--- begin ---

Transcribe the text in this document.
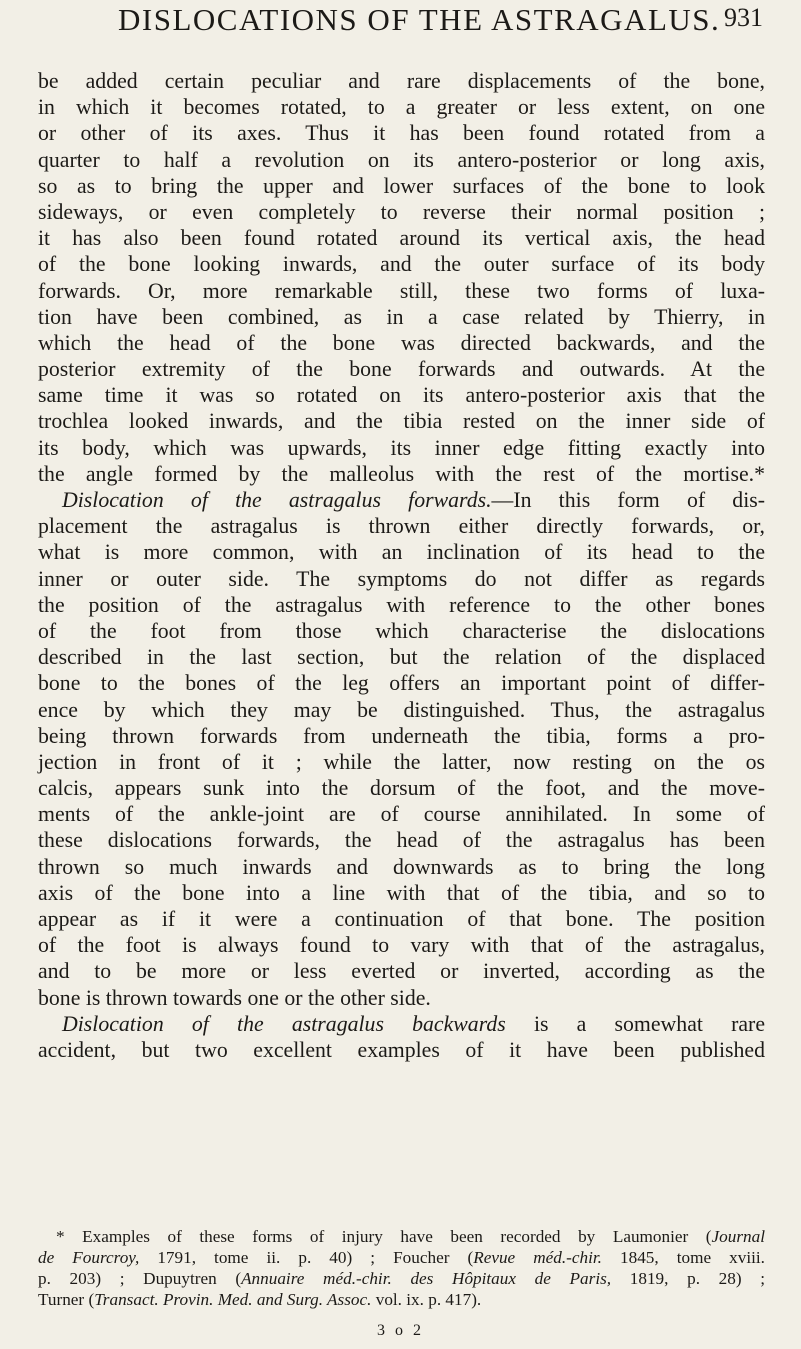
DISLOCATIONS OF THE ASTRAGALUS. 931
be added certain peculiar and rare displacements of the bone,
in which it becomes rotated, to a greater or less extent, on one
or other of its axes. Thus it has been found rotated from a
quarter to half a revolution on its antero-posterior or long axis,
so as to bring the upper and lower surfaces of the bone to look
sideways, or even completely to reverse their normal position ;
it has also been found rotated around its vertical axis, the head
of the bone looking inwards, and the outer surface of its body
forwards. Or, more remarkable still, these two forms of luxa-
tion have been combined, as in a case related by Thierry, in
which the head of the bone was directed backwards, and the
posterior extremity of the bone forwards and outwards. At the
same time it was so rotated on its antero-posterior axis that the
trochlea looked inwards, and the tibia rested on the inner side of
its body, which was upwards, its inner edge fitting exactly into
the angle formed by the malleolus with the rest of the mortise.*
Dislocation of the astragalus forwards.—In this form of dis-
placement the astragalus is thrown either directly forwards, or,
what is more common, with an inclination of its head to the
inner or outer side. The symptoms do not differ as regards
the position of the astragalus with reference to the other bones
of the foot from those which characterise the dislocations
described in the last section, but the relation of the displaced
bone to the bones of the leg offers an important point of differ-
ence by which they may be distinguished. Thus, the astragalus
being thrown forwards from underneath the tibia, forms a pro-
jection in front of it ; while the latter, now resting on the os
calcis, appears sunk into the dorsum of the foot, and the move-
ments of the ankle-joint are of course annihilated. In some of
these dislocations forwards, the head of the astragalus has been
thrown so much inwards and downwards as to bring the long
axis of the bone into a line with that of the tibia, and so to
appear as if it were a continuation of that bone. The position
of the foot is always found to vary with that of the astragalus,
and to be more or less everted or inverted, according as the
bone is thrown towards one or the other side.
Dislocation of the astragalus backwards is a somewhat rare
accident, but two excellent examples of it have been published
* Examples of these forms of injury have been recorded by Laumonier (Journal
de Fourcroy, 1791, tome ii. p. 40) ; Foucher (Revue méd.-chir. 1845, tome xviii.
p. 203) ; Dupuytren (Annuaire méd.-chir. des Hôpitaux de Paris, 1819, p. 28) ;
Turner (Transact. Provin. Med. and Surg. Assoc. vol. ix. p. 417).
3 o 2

--- end ---

### Task details
Can the entries above be repeated exactly, without their pictures?

### Answer to this exercise
Transcribe the text in this document.
DISLOCATIONS OF THE ASTRAGALUS. 931
be added certain peculiar and rare displacements of the bone,
in which it becomes rotated, to a greater or less extent, on one
or other of its axes. Thus it has been found rotated from a
quarter to half a revolution on its antero-posterior or long axis,
so as to bring the upper and lower surfaces of the bone to look
sideways, or even completely to reverse their normal position ;
it has also been found rotated around its vertical axis, the head
of the bone looking inwards, and the outer surface of its body
forwards. Or, more remarkable still, these two forms of luxa-
tion have been combined, as in a case related by Thierry, in
which the head of the bone was directed backwards, and the
posterior extremity of the bone forwards and outwards. At the
same time it was so rotated on its antero-posterior axis that the
trochlea looked inwards, and the tibia rested on the inner side of
its body, which was upwards, its inner edge fitting exactly into
the angle formed by the malleolus with the rest of the mortise.*
Dislocation of the astragalus forwards.—In this form of dis-
placement the astragalus is thrown either directly forwards, or,
what is more common, with an inclination of its head to the
inner or outer side. The symptoms do not differ as regards
the position of the astragalus with reference to the other bones
of the foot from those which characterise the dislocations
described in the last section, but the relation of the displaced
bone to the bones of the leg offers an important point of differ-
ence by which they may be distinguished. Thus, the astragalus
being thrown forwards from underneath the tibia, forms a pro-
jection in front of it ; while the latter, now resting on the os
calcis, appears sunk into the dorsum of the foot, and the move-
ments of the ankle-joint are of course annihilated. In some of
these dislocations forwards, the head of the astragalus has been
thrown so much inwards and downwards as to bring the long
axis of the bone into a line with that of the tibia, and so to
appear as if it were a continuation of that bone. The position
of the foot is always found to vary with that of the astragalus,
and to be more or less everted or inverted, according as the
bone is thrown towards one or the other side.
Dislocation of the astragalus backwards is a somewhat rare
accident, but two excellent examples of it have been published
* Examples of these forms of injury have been recorded by Laumonier (Journal
de Fourcroy, 1791, tome ii. p. 40) ; Foucher (Revue méd.-chir. 1845, tome xviii.
p. 203) ; Dupuytren (Annuaire méd.-chir. des Hôpitaux de Paris, 1819, p. 28) ;
Turner (Transact. Provin. Med. and Surg. Assoc. vol. ix. p. 417).
3 o 2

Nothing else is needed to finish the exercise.